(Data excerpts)
***
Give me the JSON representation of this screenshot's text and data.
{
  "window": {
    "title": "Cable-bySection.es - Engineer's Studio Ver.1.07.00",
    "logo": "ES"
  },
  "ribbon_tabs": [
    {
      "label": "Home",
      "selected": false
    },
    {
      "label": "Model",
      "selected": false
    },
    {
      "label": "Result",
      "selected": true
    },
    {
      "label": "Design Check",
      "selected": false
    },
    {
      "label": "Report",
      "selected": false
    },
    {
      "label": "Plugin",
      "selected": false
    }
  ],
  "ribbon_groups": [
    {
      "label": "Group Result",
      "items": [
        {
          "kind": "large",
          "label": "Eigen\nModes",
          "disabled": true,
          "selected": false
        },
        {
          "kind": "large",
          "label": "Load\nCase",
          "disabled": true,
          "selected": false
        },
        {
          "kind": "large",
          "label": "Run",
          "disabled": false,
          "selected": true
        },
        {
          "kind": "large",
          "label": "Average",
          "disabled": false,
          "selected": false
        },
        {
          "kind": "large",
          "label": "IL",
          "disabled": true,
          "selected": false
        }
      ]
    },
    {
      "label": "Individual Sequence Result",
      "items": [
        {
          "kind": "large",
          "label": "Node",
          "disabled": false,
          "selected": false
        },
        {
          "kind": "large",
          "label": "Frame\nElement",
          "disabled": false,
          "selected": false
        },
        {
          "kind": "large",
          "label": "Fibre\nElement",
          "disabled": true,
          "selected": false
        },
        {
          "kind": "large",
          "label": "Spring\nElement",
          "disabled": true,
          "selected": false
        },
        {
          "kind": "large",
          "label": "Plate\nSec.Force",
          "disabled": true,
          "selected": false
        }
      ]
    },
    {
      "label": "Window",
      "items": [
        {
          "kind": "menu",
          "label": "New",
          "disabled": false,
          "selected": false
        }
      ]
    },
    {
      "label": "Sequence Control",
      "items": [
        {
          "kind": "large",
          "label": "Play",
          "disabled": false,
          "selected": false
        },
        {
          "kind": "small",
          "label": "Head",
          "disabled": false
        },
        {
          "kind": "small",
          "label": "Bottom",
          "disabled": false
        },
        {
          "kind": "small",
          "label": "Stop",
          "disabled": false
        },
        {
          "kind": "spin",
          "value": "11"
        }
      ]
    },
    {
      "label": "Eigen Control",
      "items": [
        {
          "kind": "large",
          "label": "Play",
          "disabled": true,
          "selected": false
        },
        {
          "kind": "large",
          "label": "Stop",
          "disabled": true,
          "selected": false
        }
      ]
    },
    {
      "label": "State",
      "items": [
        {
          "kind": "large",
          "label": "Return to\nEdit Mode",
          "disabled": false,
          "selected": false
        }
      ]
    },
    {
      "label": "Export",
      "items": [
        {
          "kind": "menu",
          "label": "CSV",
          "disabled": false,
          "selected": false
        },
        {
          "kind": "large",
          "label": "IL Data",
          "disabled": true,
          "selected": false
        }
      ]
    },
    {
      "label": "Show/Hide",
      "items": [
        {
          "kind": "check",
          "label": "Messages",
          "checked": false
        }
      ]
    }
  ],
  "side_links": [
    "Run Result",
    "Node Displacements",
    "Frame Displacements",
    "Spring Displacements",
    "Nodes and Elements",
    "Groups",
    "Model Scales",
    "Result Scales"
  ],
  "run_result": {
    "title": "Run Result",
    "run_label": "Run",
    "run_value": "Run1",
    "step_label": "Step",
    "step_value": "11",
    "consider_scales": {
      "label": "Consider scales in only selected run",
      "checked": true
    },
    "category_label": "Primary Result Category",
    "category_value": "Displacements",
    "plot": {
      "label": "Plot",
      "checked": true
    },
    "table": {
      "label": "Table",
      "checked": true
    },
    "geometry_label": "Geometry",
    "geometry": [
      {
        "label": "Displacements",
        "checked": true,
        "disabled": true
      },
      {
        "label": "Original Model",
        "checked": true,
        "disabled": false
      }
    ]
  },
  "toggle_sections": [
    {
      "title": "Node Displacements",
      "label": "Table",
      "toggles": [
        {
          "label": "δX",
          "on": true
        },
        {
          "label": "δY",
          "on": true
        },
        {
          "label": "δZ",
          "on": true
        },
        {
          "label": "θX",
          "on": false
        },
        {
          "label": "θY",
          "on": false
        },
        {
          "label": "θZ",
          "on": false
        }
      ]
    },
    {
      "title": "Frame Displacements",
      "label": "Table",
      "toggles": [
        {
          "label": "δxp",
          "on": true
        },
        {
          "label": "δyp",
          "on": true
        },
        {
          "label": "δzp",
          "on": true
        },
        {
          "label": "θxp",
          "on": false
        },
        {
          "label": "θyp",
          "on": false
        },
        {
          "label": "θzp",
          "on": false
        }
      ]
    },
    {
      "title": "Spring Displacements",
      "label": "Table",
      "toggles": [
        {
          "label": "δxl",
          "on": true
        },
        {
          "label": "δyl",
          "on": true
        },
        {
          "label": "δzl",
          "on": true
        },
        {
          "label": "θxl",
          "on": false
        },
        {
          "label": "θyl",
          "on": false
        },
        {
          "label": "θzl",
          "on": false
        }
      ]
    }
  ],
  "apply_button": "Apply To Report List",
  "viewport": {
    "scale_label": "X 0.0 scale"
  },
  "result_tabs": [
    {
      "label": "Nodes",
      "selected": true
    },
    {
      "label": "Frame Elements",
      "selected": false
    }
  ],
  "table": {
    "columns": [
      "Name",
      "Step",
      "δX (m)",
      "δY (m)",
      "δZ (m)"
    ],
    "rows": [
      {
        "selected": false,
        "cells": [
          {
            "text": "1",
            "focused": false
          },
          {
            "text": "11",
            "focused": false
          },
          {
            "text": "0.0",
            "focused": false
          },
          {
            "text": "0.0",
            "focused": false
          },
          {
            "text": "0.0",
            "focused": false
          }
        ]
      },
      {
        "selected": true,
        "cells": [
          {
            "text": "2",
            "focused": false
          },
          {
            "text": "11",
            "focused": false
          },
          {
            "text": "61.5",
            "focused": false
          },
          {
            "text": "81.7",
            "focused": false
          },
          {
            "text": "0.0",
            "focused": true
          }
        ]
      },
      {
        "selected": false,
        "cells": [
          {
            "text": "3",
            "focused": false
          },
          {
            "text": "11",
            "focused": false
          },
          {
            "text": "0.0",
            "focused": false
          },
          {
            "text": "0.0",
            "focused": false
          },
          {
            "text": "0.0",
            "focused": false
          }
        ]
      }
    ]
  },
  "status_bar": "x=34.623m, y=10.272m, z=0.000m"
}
***
Recopy all the lines exactly as they appear.

Give me the JSON representation of this screenshot's text and data.
{
  "window": {
    "title": "Cable-bySection.es - Engineer's Studio Ver.1.07.00",
    "logo": "ES"
  },
  "ribbon_tabs": [
    {
      "label": "Home",
      "selected": false
    },
    {
      "label": "Model",
      "selected": false
    },
    {
      "label": "Result",
      "selected": true
    },
    {
      "label": "Design Check",
      "selected": false
    },
    {
      "label": "Report",
      "selected": false
    },
    {
      "label": "Plugin",
      "selected": false
    }
  ],
  "ribbon_groups": [
    {
      "label": "Group Result",
      "items": [
        {
          "kind": "large",
          "label": "Eigen\nModes",
          "disabled": true,
          "selected": false
        },
        {
          "kind": "large",
          "label": "Load\nCase",
          "disabled": true,
          "selected": false
        },
        {
          "kind": "large",
          "label": "Run",
          "disabled": false,
          "selected": true
        },
        {
          "kind": "large",
          "label": "Average",
          "disabled": false,
          "selected": false
        },
        {
          "kind": "large",
          "label": "IL",
          "disabled": true,
          "selected": false
        }
      ]
    },
    {
      "label": "Individual Sequence Result",
      "items": [
        {
          "kind": "large",
          "label": "Node",
          "disabled": false,
          "selected": false
        },
        {
          "kind": "large",
          "label": "Frame\nElement",
          "disabled": false,
          "selected": false
        },
        {
          "kind": "large",
          "label": "Fibre\nElement",
          "disabled": true,
          "selected": false
        },
        {
          "kind": "large",
          "label": "Spring\nElement",
          "disabled": true,
          "selected": false
        },
        {
          "kind": "large",
          "label": "Plate\nSec.Force",
          "disabled": true,
          "selected": false
        }
      ]
    },
    {
      "label": "Window",
      "items": [
        {
          "kind": "menu",
          "label": "New",
          "disabled": false,
          "selected": false
        }
      ]
    },
    {
      "label": "Sequence Control",
      "items": [
        {
          "kind": "large",
          "label": "Play",
          "disabled": false,
          "selected": false
        },
        {
          "kind": "small",
          "label": "Head",
          "disabled": false
        },
        {
          "kind": "small",
          "label": "Bottom",
          "disabled": false
        },
        {
          "kind": "small",
          "label": "Stop",
          "disabled": false
        },
        {
          "kind": "spin",
          "value": "11"
        }
      ]
    },
    {
      "label": "Eigen Control",
      "items": [
        {
          "kind": "large",
          "label": "Play",
          "disabled": true,
          "selected": false
        },
        {
          "kind": "large",
          "label": "Stop",
          "disabled": true,
          "selected": false
        }
      ]
    },
    {
      "label": "State",
      "items": [
        {
          "kind": "large",
          "label": "Return to\nEdit Mode",
          "disabled": false,
          "selected": false
        }
      ]
    },
    {
      "label": "Export",
      "items": [
        {
          "kind": "menu",
          "label": "CSV",
          "disabled": false,
          "selected": false
        },
        {
          "kind": "large",
          "label": "IL Data",
          "disabled": true,
          "selected": false
        }
      ]
    },
    {
      "label": "Show/Hide",
      "items": [
        {
          "kind": "check",
          "label": "Messages",
          "checked": false
        }
      ]
    }
  ],
  "side_links": [
    "Run Result",
    "Node Displacements",
    "Frame Displacements",
    "Spring Displacements",
    "Nodes and Elements",
    "Groups",
    "Model Scales",
    "Result Scales"
  ],
  "run_result": {
    "title": "Run Result",
    "run_label": "Run",
    "run_value": "Run1",
    "step_label": "Step",
    "step_value": "11",
    "consider_scales": {
      "label": "Consider scales in only selected run",
      "checked": true
    },
    "category_label": "Primary Result Category",
    "category_value": "Displacements",
    "plot": {
      "label": "Plot",
      "checked": true
    },
    "table": {
      "label": "Table",
      "checked": true
    },
    "geometry_label": "Geometry",
    "geometry": [
      {
        "label": "Displacements",
        "checked": true,
        "disabled": true
      },
      {
        "label": "Original Model",
        "checked": true,
        "disabled": false
      }
    ]
  },
  "toggle_sections": [
    {
      "title": "Node Displacements",
      "label": "Table",
      "toggles": [
        {
          "label": "δX",
          "on": true
        },
        {
          "label": "δY",
          "on": true
        },
        {
          "label": "δZ",
          "on": true
        },
        {
          "label": "θX",
          "on": false
        },
        {
          "label": "θY",
          "on": false
        },
        {
          "label": "θZ",
          "on": false
        }
      ]
    },
    {
      "title": "Frame Displacements",
      "label": "Table",
      "toggles": [
        {
          "label": "δxp",
          "on": true
        },
        {
          "label": "δyp",
          "on": true
        },
        {
          "label": "δzp",
          "on": true
        },
        {
          "label": "θxp",
          "on": false
        },
        {
          "label": "θyp",
          "on": false
        },
        {
          "label": "θzp",
          "on": false
        }
      ]
    },
    {
      "title": "Spring Displacements",
      "label": "Table",
      "toggles": [
        {
          "label": "δxl",
          "on": true
        },
        {
          "label": "δyl",
          "on": true
        },
        {
          "label": "δzl",
          "on": true
        },
        {
          "label": "θxl",
          "on": false
        },
        {
          "label": "θyl",
          "on": false
        },
        {
          "label": "θzl",
          "on": false
        }
      ]
    }
  ],
  "apply_button": "Apply To Report List",
  "viewport": {
    "scale_label": "X 0.0 scale"
  },
  "result_tabs": [
    {
      "label": "Nodes",
      "selected": true
    },
    {
      "label": "Frame Elements",
      "selected": false
    }
  ],
  "table": {
    "columns": [
      "Name",
      "Step",
      "δX (m)",
      "δY (m)",
      "δZ (m)"
    ],
    "rows": [
      {
        "selected": false,
        "cells": [
          {
            "text": "1",
            "focused": false
          },
          {
            "text": "11",
            "focused": false
          },
          {
            "text": "0.0",
            "focused": false
          },
          {
            "text": "0.0",
            "focused": false
          },
          {
            "text": "0.0",
            "focused": false
          }
        ]
      },
      {
        "selected": true,
        "cells": [
          {
            "text": "2",
            "focused": false
          },
          {
            "text": "11",
            "focused": false
          },
          {
            "text": "61.5",
            "focused": false
          },
          {
            "text": "81.7",
            "focused": false
          },
          {
            "text": "0.0",
            "focused": true
          }
        ]
      },
      {
        "selected": false,
        "cells": [
          {
            "text": "3",
            "focused": false
          },
          {
            "text": "11",
            "focused": false
          },
          {
            "text": "0.0",
            "focused": false
          },
          {
            "text": "0.0",
            "focused": false
          },
          {
            "text": "0.0",
            "focused": false
          }
        ]
      }
    ]
  },
  "status_bar": "x=34.623m, y=10.272m, z=0.000m"
}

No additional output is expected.